>> begin Given data

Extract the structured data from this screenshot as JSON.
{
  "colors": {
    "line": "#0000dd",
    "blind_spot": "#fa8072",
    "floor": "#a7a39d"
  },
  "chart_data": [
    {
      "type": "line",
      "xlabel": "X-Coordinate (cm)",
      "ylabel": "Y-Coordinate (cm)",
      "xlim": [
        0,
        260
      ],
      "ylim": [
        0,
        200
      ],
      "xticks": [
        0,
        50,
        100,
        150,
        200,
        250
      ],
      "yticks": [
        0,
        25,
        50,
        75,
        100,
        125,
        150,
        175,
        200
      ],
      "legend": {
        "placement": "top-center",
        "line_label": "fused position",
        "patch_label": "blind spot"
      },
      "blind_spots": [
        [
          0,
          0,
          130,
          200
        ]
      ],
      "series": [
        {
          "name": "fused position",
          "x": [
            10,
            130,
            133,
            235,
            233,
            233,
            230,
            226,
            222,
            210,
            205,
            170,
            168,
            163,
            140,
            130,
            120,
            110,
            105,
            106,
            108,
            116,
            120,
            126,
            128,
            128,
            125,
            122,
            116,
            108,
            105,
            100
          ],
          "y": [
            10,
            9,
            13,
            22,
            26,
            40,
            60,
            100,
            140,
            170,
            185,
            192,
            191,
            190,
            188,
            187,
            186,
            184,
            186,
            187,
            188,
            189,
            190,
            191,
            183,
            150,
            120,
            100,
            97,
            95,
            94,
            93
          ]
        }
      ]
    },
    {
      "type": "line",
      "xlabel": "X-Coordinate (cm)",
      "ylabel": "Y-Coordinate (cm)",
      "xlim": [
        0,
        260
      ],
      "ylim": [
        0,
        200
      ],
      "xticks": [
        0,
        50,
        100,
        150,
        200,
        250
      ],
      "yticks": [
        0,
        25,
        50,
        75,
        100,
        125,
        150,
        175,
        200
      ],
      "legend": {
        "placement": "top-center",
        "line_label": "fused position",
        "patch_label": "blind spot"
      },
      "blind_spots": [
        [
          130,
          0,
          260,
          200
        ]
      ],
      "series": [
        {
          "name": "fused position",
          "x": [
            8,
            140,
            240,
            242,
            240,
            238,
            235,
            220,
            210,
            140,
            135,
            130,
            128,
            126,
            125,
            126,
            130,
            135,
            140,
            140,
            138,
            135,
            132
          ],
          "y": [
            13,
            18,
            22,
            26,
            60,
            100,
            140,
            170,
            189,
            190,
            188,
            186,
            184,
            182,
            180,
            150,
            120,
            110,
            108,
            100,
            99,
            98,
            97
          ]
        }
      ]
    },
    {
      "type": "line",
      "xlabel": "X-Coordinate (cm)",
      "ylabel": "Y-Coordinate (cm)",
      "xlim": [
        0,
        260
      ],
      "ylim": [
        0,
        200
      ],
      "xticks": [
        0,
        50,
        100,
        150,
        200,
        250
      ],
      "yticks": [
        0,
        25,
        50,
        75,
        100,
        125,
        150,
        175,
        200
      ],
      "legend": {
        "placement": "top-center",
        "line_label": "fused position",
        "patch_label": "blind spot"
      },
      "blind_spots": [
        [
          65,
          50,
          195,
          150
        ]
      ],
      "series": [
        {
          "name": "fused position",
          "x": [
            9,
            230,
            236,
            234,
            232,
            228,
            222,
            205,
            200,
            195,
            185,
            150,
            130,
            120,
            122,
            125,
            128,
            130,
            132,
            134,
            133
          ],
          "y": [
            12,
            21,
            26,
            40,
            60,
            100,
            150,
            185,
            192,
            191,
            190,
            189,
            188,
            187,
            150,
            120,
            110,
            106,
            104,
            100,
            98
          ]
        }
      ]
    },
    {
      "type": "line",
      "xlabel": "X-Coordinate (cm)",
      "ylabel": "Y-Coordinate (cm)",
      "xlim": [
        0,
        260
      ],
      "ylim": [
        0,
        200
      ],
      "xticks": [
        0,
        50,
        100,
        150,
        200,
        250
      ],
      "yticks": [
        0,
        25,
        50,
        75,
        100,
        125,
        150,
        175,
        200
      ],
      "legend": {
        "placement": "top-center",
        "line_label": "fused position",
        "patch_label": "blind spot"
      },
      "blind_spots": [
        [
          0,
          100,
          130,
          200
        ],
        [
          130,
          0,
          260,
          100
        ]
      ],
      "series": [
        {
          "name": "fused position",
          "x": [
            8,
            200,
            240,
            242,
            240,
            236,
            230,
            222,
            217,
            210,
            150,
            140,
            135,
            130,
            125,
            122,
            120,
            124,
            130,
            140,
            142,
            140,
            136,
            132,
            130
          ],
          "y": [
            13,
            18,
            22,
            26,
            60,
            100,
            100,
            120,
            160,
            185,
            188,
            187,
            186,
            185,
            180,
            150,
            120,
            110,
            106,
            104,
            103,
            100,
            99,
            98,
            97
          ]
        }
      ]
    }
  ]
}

>> end Given data

Write the whole listing out again. Keep every line exactly as it is.

Extract the structured data from this screenshot as JSON.
{
  "colors": {
    "line": "#0000dd",
    "blind_spot": "#fa8072",
    "floor": "#a7a39d"
  },
  "chart_data": [
    {
      "type": "line",
      "xlabel": "X-Coordinate (cm)",
      "ylabel": "Y-Coordinate (cm)",
      "xlim": [
        0,
        260
      ],
      "ylim": [
        0,
        200
      ],
      "xticks": [
        0,
        50,
        100,
        150,
        200,
        250
      ],
      "yticks": [
        0,
        25,
        50,
        75,
        100,
        125,
        150,
        175,
        200
      ],
      "legend": {
        "placement": "top-center",
        "line_label": "fused position",
        "patch_label": "blind spot"
      },
      "blind_spots": [
        [
          0,
          0,
          130,
          200
        ]
      ],
      "series": [
        {
          "name": "fused position",
          "x": [
            10,
            130,
            133,
            235,
            233,
            233,
            230,
            226,
            222,
            210,
            205,
            170,
            168,
            163,
            140,
            130,
            120,
            110,
            105,
            106,
            108,
            116,
            120,
            126,
            128,
            128,
            125,
            122,
            116,
            108,
            105,
            100
          ],
          "y": [
            10,
            9,
            13,
            22,
            26,
            40,
            60,
            100,
            140,
            170,
            185,
            192,
            191,
            190,
            188,
            187,
            186,
            184,
            186,
            187,
            188,
            189,
            190,
            191,
            183,
            150,
            120,
            100,
            97,
            95,
            94,
            93
          ]
        }
      ]
    },
    {
      "type": "line",
      "xlabel": "X-Coordinate (cm)",
      "ylabel": "Y-Coordinate (cm)",
      "xlim": [
        0,
        260
      ],
      "ylim": [
        0,
        200
      ],
      "xticks": [
        0,
        50,
        100,
        150,
        200,
        250
      ],
      "yticks": [
        0,
        25,
        50,
        75,
        100,
        125,
        150,
        175,
        200
      ],
      "legend": {
        "placement": "top-center",
        "line_label": "fused position",
        "patch_label": "blind spot"
      },
      "blind_spots": [
        [
          130,
          0,
          260,
          200
        ]
      ],
      "series": [
        {
          "name": "fused position",
          "x": [
            8,
            140,
            240,
            242,
            240,
            238,
            235,
            220,
            210,
            140,
            135,
            130,
            128,
            126,
            125,
            126,
            130,
            135,
            140,
            140,
            138,
            135,
            132
          ],
          "y": [
            13,
            18,
            22,
            26,
            60,
            100,
            140,
            170,
            189,
            190,
            188,
            186,
            184,
            182,
            180,
            150,
            120,
            110,
            108,
            100,
            99,
            98,
            97
          ]
        }
      ]
    },
    {
      "type": "line",
      "xlabel": "X-Coordinate (cm)",
      "ylabel": "Y-Coordinate (cm)",
      "xlim": [
        0,
        260
      ],
      "ylim": [
        0,
        200
      ],
      "xticks": [
        0,
        50,
        100,
        150,
        200,
        250
      ],
      "yticks": [
        0,
        25,
        50,
        75,
        100,
        125,
        150,
        175,
        200
      ],
      "legend": {
        "placement": "top-center",
        "line_label": "fused position",
        "patch_label": "blind spot"
      },
      "blind_spots": [
        [
          65,
          50,
          195,
          150
        ]
      ],
      "series": [
        {
          "name": "fused position",
          "x": [
            9,
            230,
            236,
            234,
            232,
            228,
            222,
            205,
            200,
            195,
            185,
            150,
            130,
            120,
            122,
            125,
            128,
            130,
            132,
            134,
            133
          ],
          "y": [
            12,
            21,
            26,
            40,
            60,
            100,
            150,
            185,
            192,
            191,
            190,
            189,
            188,
            187,
            150,
            120,
            110,
            106,
            104,
            100,
            98
          ]
        }
      ]
    },
    {
      "type": "line",
      "xlabel": "X-Coordinate (cm)",
      "ylabel": "Y-Coordinate (cm)",
      "xlim": [
        0,
        260
      ],
      "ylim": [
        0,
        200
      ],
      "xticks": [
        0,
        50,
        100,
        150,
        200,
        250
      ],
      "yticks": [
        0,
        25,
        50,
        75,
        100,
        125,
        150,
        175,
        200
      ],
      "legend": {
        "placement": "top-center",
        "line_label": "fused position",
        "patch_label": "blind spot"
      },
      "blind_spots": [
        [
          0,
          100,
          130,
          200
        ],
        [
          130,
          0,
          260,
          100
        ]
      ],
      "series": [
        {
          "name": "fused position",
          "x": [
            8,
            200,
            240,
            242,
            240,
            236,
            230,
            222,
            217,
            210,
            150,
            140,
            135,
            130,
            125,
            122,
            120,
            124,
            130,
            140,
            142,
            140,
            136,
            132,
            130
          ],
          "y": [
            13,
            18,
            22,
            26,
            60,
            100,
            100,
            120,
            160,
            185,
            188,
            187,
            186,
            185,
            180,
            150,
            120,
            110,
            106,
            104,
            103,
            100,
            99,
            98,
            97
          ]
        }
      ]
    }
  ]
}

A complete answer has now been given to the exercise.